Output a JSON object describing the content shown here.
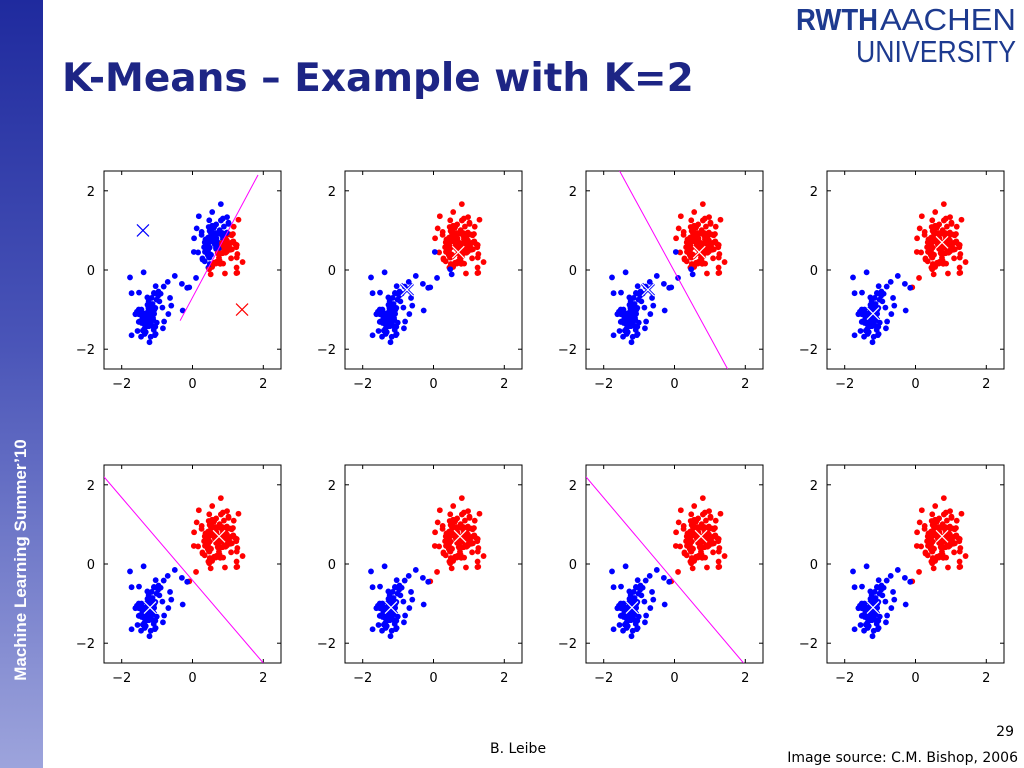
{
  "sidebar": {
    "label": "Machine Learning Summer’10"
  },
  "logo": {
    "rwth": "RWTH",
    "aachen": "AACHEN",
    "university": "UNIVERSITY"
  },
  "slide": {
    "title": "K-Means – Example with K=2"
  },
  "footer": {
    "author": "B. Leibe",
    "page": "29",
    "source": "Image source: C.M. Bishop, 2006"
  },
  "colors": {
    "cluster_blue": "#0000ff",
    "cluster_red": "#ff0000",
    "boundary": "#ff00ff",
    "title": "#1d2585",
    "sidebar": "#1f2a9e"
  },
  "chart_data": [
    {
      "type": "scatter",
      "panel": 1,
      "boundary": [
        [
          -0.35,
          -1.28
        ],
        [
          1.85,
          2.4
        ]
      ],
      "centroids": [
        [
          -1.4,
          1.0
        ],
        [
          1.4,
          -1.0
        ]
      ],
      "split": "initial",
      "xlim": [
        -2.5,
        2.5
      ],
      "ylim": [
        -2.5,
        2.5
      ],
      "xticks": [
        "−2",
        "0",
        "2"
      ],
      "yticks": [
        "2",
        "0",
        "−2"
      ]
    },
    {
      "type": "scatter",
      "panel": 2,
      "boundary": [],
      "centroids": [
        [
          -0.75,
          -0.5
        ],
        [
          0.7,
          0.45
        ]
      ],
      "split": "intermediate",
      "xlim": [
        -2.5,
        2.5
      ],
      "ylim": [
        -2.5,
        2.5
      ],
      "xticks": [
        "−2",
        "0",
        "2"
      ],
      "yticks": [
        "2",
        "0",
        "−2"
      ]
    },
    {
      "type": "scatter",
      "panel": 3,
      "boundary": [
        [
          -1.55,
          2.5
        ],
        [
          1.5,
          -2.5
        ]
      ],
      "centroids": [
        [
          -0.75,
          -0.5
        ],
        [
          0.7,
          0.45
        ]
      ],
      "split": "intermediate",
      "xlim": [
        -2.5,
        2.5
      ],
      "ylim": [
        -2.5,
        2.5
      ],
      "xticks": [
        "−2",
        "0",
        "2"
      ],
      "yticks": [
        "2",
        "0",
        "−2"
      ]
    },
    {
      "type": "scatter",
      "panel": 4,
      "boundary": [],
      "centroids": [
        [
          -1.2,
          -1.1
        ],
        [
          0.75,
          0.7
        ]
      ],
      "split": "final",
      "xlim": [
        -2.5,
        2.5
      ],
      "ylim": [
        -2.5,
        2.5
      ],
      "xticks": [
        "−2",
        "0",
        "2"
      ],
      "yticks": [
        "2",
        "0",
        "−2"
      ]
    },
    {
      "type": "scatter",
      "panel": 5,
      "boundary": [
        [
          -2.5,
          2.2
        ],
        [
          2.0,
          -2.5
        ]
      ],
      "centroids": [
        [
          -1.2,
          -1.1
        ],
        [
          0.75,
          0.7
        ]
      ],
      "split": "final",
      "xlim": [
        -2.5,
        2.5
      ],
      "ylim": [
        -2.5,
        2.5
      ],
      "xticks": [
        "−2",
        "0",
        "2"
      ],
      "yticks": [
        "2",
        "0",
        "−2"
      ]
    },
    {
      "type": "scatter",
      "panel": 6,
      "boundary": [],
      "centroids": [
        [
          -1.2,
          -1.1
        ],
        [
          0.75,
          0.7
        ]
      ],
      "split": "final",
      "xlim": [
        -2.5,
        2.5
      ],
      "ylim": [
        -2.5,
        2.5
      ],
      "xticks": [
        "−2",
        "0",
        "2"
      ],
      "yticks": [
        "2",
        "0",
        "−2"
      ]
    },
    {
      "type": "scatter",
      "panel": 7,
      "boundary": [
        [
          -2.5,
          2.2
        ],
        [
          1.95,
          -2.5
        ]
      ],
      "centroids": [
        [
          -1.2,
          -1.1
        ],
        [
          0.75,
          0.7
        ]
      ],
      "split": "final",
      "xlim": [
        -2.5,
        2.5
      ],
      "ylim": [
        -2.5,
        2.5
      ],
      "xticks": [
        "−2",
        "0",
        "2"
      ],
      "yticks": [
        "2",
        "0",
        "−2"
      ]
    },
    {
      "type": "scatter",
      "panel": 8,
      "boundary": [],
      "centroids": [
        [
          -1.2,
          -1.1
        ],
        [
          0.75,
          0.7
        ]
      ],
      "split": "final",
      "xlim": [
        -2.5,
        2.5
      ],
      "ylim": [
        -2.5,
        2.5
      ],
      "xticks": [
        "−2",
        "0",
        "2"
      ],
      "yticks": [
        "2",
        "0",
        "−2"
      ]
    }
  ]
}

• **Instructions for the task**
In this exercise, set down all of the data exactly, without the pictures.

• **Reply to the task**
Output a JSON object describing the content shown here.
{
  "sidebar": {
    "label": "Machine Learning Summer’10"
  },
  "logo": {
    "rwth": "RWTH",
    "aachen": "AACHEN",
    "university": "UNIVERSITY"
  },
  "slide": {
    "title": "K-Means – Example with K=2"
  },
  "footer": {
    "author": "B. Leibe",
    "page": "29",
    "source": "Image source: C.M. Bishop, 2006"
  },
  "colors": {
    "cluster_blue": "#0000ff",
    "cluster_red": "#ff0000",
    "boundary": "#ff00ff",
    "title": "#1d2585",
    "sidebar": "#1f2a9e"
  },
  "chart_data": [
    {
      "type": "scatter",
      "panel": 1,
      "boundary": [
        [
          -0.35,
          -1.28
        ],
        [
          1.85,
          2.4
        ]
      ],
      "centroids": [
        [
          -1.4,
          1.0
        ],
        [
          1.4,
          -1.0
        ]
      ],
      "split": "initial",
      "xlim": [
        -2.5,
        2.5
      ],
      "ylim": [
        -2.5,
        2.5
      ],
      "xticks": [
        "−2",
        "0",
        "2"
      ],
      "yticks": [
        "2",
        "0",
        "−2"
      ]
    },
    {
      "type": "scatter",
      "panel": 2,
      "boundary": [],
      "centroids": [
        [
          -0.75,
          -0.5
        ],
        [
          0.7,
          0.45
        ]
      ],
      "split": "intermediate",
      "xlim": [
        -2.5,
        2.5
      ],
      "ylim": [
        -2.5,
        2.5
      ],
      "xticks": [
        "−2",
        "0",
        "2"
      ],
      "yticks": [
        "2",
        "0",
        "−2"
      ]
    },
    {
      "type": "scatter",
      "panel": 3,
      "boundary": [
        [
          -1.55,
          2.5
        ],
        [
          1.5,
          -2.5
        ]
      ],
      "centroids": [
        [
          -0.75,
          -0.5
        ],
        [
          0.7,
          0.45
        ]
      ],
      "split": "intermediate",
      "xlim": [
        -2.5,
        2.5
      ],
      "ylim": [
        -2.5,
        2.5
      ],
      "xticks": [
        "−2",
        "0",
        "2"
      ],
      "yticks": [
        "2",
        "0",
        "−2"
      ]
    },
    {
      "type": "scatter",
      "panel": 4,
      "boundary": [],
      "centroids": [
        [
          -1.2,
          -1.1
        ],
        [
          0.75,
          0.7
        ]
      ],
      "split": "final",
      "xlim": [
        -2.5,
        2.5
      ],
      "ylim": [
        -2.5,
        2.5
      ],
      "xticks": [
        "−2",
        "0",
        "2"
      ],
      "yticks": [
        "2",
        "0",
        "−2"
      ]
    },
    {
      "type": "scatter",
      "panel": 5,
      "boundary": [
        [
          -2.5,
          2.2
        ],
        [
          2.0,
          -2.5
        ]
      ],
      "centroids": [
        [
          -1.2,
          -1.1
        ],
        [
          0.75,
          0.7
        ]
      ],
      "split": "final",
      "xlim": [
        -2.5,
        2.5
      ],
      "ylim": [
        -2.5,
        2.5
      ],
      "xticks": [
        "−2",
        "0",
        "2"
      ],
      "yticks": [
        "2",
        "0",
        "−2"
      ]
    },
    {
      "type": "scatter",
      "panel": 6,
      "boundary": [],
      "centroids": [
        [
          -1.2,
          -1.1
        ],
        [
          0.75,
          0.7
        ]
      ],
      "split": "final",
      "xlim": [
        -2.5,
        2.5
      ],
      "ylim": [
        -2.5,
        2.5
      ],
      "xticks": [
        "−2",
        "0",
        "2"
      ],
      "yticks": [
        "2",
        "0",
        "−2"
      ]
    },
    {
      "type": "scatter",
      "panel": 7,
      "boundary": [
        [
          -2.5,
          2.2
        ],
        [
          1.95,
          -2.5
        ]
      ],
      "centroids": [
        [
          -1.2,
          -1.1
        ],
        [
          0.75,
          0.7
        ]
      ],
      "split": "final",
      "xlim": [
        -2.5,
        2.5
      ],
      "ylim": [
        -2.5,
        2.5
      ],
      "xticks": [
        "−2",
        "0",
        "2"
      ],
      "yticks": [
        "2",
        "0",
        "−2"
      ]
    },
    {
      "type": "scatter",
      "panel": 8,
      "boundary": [],
      "centroids": [
        [
          -1.2,
          -1.1
        ],
        [
          0.75,
          0.7
        ]
      ],
      "split": "final",
      "xlim": [
        -2.5,
        2.5
      ],
      "ylim": [
        -2.5,
        2.5
      ],
      "xticks": [
        "−2",
        "0",
        "2"
      ],
      "yticks": [
        "2",
        "0",
        "−2"
      ]
    }
  ]
}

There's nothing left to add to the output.